→ **Instructions for the task**
Read through the entries below and return each line with the word "ÁCIDO".

→ **Entries**
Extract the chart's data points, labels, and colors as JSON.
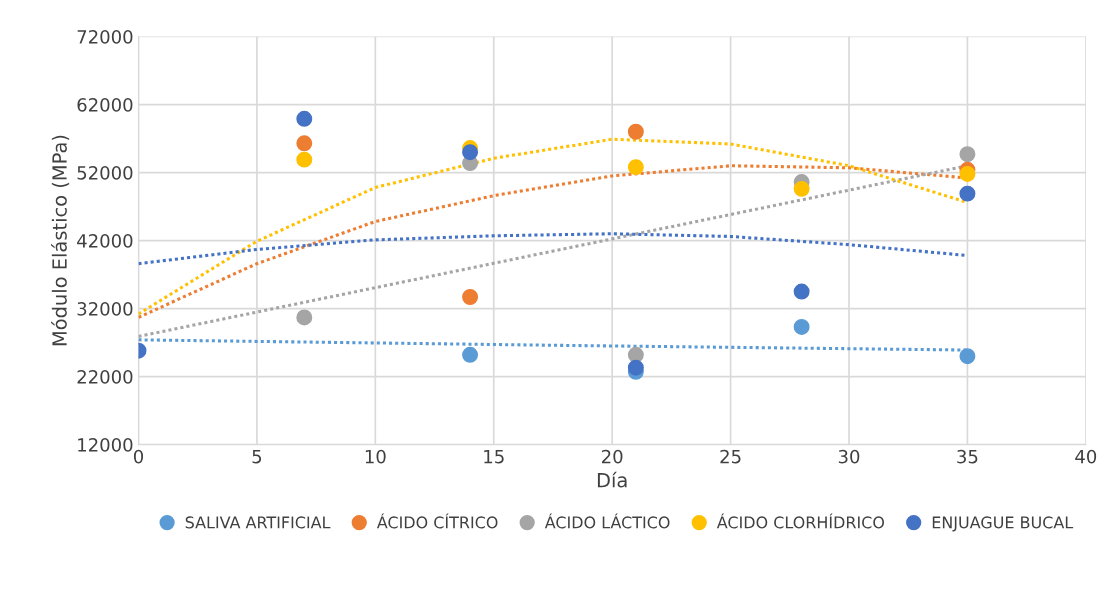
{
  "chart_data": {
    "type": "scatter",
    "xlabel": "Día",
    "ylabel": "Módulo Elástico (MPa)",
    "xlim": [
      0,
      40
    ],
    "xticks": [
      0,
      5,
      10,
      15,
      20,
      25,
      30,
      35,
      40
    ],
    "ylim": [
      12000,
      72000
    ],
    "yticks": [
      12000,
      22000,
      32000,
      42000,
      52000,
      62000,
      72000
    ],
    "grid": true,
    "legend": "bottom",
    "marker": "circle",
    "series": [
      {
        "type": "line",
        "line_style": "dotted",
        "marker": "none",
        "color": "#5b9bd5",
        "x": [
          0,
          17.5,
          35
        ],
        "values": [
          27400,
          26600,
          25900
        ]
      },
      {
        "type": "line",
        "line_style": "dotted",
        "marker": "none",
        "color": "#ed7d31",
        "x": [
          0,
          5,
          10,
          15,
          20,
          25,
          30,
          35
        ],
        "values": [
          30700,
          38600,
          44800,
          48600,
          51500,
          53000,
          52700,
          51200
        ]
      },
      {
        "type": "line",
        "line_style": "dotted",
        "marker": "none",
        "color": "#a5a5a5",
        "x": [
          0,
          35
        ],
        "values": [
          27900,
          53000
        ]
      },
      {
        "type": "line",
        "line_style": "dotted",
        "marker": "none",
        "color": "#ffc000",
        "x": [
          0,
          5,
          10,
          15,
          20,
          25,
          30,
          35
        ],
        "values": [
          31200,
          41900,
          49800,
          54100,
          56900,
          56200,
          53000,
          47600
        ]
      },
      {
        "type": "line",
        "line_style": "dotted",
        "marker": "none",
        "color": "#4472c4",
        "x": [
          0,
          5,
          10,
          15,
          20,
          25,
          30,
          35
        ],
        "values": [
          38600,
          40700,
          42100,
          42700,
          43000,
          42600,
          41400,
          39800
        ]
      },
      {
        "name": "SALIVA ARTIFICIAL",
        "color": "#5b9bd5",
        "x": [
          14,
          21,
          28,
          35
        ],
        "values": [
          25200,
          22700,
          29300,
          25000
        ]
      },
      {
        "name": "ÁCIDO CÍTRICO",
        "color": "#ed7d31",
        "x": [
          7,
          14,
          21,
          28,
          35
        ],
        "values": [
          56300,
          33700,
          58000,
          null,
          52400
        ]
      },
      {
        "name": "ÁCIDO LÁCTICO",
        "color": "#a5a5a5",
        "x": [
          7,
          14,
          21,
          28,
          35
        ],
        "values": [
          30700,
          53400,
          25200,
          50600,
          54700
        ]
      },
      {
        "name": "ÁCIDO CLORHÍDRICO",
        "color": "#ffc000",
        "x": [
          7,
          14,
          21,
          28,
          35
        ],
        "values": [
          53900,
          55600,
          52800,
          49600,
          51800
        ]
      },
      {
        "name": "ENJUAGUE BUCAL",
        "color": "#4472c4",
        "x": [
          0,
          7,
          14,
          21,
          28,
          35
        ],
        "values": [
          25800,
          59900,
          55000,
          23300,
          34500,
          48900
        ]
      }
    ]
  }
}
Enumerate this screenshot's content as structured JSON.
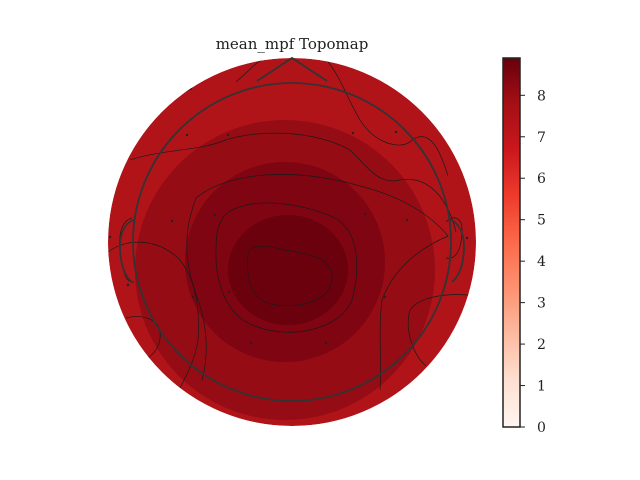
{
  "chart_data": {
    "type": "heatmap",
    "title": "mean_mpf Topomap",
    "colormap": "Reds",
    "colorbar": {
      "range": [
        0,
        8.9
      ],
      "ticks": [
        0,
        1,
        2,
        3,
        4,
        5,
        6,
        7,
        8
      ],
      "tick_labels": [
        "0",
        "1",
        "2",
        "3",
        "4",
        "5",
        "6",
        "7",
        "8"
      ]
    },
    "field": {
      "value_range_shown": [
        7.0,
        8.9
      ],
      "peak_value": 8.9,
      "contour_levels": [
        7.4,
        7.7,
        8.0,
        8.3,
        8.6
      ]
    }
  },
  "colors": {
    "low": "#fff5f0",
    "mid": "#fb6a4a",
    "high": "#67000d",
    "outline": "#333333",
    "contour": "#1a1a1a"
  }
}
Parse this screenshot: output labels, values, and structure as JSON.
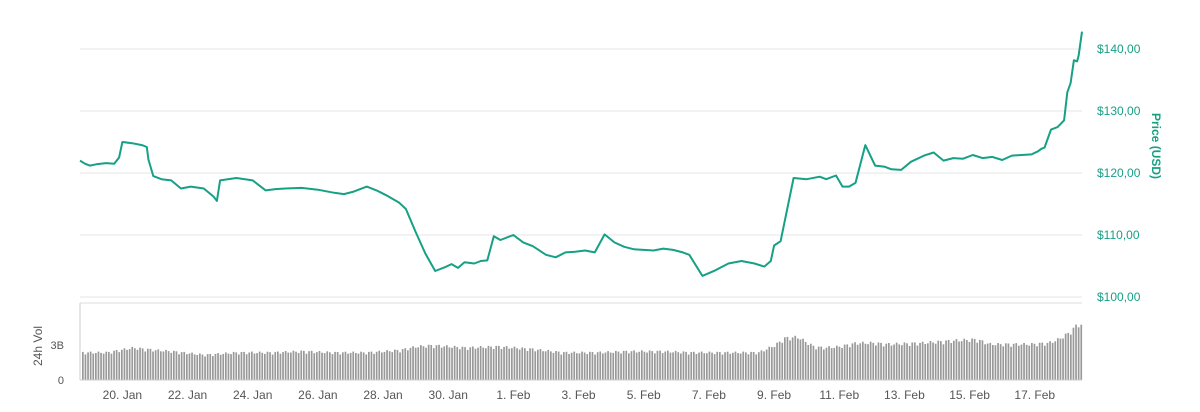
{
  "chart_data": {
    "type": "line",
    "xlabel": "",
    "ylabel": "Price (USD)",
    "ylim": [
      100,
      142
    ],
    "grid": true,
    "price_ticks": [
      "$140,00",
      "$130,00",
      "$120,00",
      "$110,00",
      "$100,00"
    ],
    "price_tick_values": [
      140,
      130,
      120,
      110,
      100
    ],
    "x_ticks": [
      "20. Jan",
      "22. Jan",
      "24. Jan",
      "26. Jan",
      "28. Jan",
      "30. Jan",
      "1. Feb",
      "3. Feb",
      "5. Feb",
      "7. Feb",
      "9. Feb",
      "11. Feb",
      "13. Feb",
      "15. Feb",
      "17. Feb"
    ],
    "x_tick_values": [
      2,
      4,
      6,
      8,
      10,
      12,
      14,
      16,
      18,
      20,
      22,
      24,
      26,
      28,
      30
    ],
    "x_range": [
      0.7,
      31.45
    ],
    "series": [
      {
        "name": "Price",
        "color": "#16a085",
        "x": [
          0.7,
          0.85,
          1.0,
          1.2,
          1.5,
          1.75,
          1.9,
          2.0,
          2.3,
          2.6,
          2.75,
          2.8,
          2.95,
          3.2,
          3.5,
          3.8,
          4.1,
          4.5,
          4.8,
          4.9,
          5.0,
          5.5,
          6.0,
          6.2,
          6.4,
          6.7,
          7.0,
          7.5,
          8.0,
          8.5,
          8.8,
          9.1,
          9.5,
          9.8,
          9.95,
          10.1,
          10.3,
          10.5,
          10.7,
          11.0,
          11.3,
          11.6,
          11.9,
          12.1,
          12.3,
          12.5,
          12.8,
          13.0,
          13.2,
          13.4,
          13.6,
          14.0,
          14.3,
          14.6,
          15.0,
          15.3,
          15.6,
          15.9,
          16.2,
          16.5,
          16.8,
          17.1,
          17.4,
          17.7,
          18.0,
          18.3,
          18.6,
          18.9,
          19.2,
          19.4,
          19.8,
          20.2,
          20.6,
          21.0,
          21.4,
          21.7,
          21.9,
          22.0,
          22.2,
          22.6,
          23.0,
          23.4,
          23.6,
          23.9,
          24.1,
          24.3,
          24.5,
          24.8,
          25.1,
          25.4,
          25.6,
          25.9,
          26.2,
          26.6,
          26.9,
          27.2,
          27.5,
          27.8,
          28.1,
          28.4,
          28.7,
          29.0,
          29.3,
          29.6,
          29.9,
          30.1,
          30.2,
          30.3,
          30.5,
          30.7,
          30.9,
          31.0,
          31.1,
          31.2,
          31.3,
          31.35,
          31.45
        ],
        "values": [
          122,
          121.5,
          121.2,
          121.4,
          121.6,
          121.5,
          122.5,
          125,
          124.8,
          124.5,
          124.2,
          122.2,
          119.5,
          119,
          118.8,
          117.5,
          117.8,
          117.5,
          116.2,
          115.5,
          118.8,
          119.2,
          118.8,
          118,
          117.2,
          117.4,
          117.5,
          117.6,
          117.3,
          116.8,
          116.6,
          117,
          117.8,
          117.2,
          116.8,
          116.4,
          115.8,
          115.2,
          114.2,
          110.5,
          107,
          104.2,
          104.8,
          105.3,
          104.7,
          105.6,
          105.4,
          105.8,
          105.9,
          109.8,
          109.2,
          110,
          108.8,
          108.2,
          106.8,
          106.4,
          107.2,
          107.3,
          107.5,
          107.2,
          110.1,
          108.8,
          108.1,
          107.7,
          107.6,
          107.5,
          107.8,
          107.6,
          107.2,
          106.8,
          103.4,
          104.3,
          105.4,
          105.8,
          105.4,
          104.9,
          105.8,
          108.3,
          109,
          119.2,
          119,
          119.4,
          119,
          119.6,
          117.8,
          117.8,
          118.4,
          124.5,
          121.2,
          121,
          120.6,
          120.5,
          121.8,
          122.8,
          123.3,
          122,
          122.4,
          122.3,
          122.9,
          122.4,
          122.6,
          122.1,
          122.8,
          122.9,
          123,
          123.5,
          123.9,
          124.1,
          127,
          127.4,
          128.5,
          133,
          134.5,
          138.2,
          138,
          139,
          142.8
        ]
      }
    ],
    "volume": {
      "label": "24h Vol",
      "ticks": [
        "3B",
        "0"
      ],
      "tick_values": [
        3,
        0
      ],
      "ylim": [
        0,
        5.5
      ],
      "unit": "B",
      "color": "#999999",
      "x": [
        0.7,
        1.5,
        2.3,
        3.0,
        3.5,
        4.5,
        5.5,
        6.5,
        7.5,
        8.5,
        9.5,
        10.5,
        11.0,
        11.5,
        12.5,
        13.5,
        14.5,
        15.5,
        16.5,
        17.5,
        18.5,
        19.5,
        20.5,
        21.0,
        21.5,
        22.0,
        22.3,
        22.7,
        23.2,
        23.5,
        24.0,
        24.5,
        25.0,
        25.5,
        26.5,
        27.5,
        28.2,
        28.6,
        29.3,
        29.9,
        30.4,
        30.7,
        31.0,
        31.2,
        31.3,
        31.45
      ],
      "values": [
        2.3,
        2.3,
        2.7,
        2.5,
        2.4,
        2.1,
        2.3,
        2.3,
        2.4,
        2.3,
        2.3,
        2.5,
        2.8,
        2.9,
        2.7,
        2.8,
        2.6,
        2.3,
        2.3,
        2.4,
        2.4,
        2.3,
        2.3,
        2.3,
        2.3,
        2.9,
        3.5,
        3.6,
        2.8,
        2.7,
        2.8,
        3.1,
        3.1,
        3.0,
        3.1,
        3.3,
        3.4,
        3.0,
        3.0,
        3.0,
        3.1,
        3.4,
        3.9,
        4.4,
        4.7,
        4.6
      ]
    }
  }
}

→ **Exercise answer**
        "name": "ÁCIDO CÍTRICO",
        "name": "ÁCIDO LÁCTICO",
        "name": "ÁCIDO CLORHÍDRICO",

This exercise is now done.